> _AIM OF THE EXERCISE_: Pick out all lines in the listing holding the string "Hotspots" and copy them.

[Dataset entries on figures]
+ + +
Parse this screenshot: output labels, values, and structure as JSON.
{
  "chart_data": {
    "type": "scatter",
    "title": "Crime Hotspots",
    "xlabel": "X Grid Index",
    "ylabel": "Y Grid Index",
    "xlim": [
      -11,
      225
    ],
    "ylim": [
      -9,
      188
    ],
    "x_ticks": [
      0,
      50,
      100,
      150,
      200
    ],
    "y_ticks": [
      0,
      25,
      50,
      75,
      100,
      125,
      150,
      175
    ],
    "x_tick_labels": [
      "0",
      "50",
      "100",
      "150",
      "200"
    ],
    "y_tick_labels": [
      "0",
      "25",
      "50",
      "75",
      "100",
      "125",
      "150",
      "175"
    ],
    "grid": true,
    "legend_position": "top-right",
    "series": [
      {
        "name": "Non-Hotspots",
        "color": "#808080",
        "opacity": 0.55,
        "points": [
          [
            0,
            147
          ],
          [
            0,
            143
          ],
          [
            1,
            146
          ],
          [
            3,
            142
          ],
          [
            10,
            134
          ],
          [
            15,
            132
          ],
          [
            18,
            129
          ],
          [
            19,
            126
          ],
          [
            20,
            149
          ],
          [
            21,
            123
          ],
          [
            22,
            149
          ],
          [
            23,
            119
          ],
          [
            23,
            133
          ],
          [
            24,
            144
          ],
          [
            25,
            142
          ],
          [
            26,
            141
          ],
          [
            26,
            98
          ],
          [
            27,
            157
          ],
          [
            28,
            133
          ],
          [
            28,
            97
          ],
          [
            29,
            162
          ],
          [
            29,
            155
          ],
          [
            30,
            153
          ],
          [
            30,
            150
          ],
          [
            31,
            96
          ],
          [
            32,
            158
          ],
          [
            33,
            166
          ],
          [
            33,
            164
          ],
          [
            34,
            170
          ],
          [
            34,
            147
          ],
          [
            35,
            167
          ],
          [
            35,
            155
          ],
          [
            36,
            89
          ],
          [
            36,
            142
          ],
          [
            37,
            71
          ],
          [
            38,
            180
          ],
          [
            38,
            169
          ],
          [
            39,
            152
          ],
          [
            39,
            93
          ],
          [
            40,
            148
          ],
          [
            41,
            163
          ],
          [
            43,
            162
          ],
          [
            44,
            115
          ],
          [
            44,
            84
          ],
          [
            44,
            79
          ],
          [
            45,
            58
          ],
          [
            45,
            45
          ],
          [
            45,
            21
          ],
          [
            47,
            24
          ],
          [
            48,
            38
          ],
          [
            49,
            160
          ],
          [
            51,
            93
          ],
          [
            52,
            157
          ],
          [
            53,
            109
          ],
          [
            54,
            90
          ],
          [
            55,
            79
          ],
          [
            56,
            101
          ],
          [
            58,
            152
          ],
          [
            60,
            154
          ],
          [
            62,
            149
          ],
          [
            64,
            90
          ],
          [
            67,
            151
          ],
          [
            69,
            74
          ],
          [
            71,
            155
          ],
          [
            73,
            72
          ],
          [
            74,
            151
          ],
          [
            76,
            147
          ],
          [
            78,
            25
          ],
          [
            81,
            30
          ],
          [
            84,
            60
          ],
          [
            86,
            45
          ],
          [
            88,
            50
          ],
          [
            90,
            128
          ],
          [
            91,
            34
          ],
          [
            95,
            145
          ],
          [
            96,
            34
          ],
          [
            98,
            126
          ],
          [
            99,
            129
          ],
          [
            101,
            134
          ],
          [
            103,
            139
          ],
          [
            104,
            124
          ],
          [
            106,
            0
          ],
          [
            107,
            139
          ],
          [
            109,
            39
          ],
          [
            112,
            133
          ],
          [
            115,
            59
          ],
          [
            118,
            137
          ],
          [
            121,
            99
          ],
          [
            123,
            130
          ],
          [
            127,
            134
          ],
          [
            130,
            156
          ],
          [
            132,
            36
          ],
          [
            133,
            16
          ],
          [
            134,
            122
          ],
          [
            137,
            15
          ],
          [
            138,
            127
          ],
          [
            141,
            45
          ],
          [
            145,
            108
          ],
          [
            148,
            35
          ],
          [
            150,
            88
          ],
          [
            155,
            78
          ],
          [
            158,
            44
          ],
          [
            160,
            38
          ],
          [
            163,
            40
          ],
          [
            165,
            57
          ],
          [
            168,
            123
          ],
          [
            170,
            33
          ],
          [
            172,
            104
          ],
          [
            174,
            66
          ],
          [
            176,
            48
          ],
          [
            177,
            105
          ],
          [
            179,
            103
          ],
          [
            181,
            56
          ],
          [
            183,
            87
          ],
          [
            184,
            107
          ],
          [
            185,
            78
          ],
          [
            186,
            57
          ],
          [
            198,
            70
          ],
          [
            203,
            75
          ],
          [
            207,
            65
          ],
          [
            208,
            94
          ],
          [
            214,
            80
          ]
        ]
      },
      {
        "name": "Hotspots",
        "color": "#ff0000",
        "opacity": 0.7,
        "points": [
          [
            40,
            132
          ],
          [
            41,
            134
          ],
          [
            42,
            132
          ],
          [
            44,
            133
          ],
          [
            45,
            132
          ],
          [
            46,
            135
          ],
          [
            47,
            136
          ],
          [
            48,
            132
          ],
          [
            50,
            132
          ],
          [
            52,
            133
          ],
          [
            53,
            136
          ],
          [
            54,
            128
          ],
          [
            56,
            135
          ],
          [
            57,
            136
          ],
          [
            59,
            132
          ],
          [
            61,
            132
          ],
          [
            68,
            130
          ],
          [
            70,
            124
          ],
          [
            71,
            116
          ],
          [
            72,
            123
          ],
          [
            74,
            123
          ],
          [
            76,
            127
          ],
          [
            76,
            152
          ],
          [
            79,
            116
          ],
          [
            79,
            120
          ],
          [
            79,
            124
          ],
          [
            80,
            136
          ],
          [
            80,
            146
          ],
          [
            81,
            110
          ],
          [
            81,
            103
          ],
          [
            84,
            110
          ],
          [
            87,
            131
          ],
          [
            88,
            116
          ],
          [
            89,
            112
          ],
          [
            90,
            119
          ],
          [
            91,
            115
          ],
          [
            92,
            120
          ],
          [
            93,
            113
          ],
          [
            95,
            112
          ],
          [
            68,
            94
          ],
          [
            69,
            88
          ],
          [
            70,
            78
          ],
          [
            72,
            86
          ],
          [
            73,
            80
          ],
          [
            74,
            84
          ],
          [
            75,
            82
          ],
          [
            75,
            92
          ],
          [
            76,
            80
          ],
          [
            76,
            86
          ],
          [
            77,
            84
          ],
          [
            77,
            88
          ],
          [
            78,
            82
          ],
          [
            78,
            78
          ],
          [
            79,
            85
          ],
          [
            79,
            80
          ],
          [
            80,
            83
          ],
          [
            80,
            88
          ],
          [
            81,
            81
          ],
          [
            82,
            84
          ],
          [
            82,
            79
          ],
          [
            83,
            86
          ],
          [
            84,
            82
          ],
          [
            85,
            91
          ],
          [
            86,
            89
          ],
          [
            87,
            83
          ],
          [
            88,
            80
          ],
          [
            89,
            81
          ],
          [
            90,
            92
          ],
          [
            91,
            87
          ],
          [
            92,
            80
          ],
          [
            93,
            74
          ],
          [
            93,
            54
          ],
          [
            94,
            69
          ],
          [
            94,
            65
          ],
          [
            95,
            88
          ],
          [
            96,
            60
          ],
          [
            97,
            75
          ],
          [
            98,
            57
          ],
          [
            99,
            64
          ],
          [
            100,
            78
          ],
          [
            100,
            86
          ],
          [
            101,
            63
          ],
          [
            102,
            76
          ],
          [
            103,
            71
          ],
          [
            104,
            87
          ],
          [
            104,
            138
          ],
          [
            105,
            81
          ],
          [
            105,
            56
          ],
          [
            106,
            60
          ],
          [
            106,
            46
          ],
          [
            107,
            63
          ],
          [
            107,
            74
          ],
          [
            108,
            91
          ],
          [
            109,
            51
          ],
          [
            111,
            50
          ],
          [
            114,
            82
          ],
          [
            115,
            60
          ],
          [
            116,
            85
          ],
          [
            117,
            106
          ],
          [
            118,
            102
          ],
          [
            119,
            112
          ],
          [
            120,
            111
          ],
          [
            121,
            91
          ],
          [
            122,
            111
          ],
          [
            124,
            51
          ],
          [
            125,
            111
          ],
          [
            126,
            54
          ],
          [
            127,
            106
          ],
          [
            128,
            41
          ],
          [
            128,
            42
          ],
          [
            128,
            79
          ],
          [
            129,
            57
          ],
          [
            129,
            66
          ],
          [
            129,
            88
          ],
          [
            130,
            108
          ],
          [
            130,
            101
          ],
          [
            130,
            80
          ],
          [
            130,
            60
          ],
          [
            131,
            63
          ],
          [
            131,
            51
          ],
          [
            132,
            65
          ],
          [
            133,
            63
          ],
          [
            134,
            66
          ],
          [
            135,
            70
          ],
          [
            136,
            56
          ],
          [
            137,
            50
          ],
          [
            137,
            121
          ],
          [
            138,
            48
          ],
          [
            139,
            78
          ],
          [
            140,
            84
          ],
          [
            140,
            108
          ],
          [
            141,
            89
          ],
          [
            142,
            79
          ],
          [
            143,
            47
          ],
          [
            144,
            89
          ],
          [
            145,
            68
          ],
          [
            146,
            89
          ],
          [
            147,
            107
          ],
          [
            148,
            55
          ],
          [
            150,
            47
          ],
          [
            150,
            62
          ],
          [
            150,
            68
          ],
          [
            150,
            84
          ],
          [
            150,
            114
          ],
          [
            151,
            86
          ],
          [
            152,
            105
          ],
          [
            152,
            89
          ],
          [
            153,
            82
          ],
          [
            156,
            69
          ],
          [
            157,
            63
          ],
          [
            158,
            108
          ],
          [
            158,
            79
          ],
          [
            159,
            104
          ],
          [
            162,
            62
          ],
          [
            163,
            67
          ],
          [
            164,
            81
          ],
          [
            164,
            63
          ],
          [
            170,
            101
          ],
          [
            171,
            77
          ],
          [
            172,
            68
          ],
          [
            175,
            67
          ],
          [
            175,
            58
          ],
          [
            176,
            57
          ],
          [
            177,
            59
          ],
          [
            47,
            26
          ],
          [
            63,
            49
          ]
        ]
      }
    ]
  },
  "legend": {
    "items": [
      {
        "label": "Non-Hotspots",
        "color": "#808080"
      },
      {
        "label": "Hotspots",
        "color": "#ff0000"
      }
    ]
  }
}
+ + +
> _RIGHT ANSWER_:
    "title": "Crime Hotspots",
        "name": "Non-Hotspots",
        "name": "Hotspots",
        "label": "Non-Hotspots",
        "label": "Hotspots",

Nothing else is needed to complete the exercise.